## [Set problem]
Tell how many lines in the data below hold the string "сформировать"; give nothing but the number.
═══ Recorded information ═══
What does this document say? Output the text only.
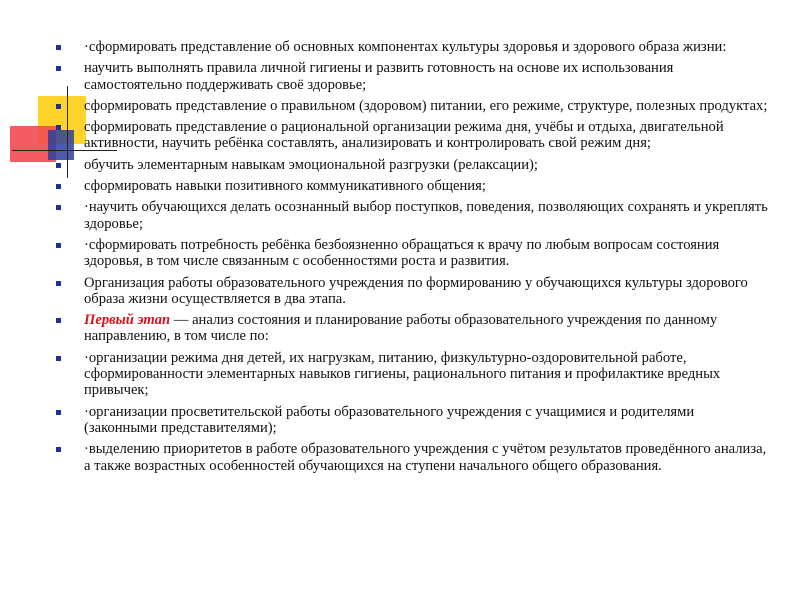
·сформировать представление об основных компонентах культуры здоровья и здорового образа жизни:
научить выполнять правила личной гигиены и развить готовность на основе их использования самостоятельно поддерживать своё здоровье;
сформировать представление о правильном (здоровом) питании, его режиме, структуре, полезных продуктах;
сформировать представление о рациональной организации режима дня, учёбы и отдыха, двигательной активности, научить ребёнка составлять, анализировать и контролировать свой режим дня;
обучить элементарным навыкам эмоциональной разгрузки (релаксации);
сформировать навыки позитивного коммуникативного общения;
·научить обучающихся делать осознанный выбор поступков, поведения, позволяющих сохранять и укреплять здоровье;
·сформировать потребность ребёнка безбоязненно обращаться к врачу по любым вопросам состояния здоровья, в том числе связанным с особенностями роста и развития.
Организация работы образовательного учреждения по формированию у обучающихся культуры здорового образа жизни осуществляется в два этапа.
Первый этап — анализ состояния и планирование работы образовательного учреждения по данному направлению, в том числе по:
·организации режима дня детей, их нагрузкам, питанию, физкультурно-оздоровительной работе, сформированности элементарных навыков гигиены, рационального питания и профилактике вредных привычек;
·организации просветительской работы образовательного учреждения с учащимися и родителями (законными представителями);
·выделению приоритетов в работе образовательного учреждения с учётом результатов проведённого анализа, а также возрастных особенностей обучающихся на ступени начального общего образования.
═══
## [Reply]
5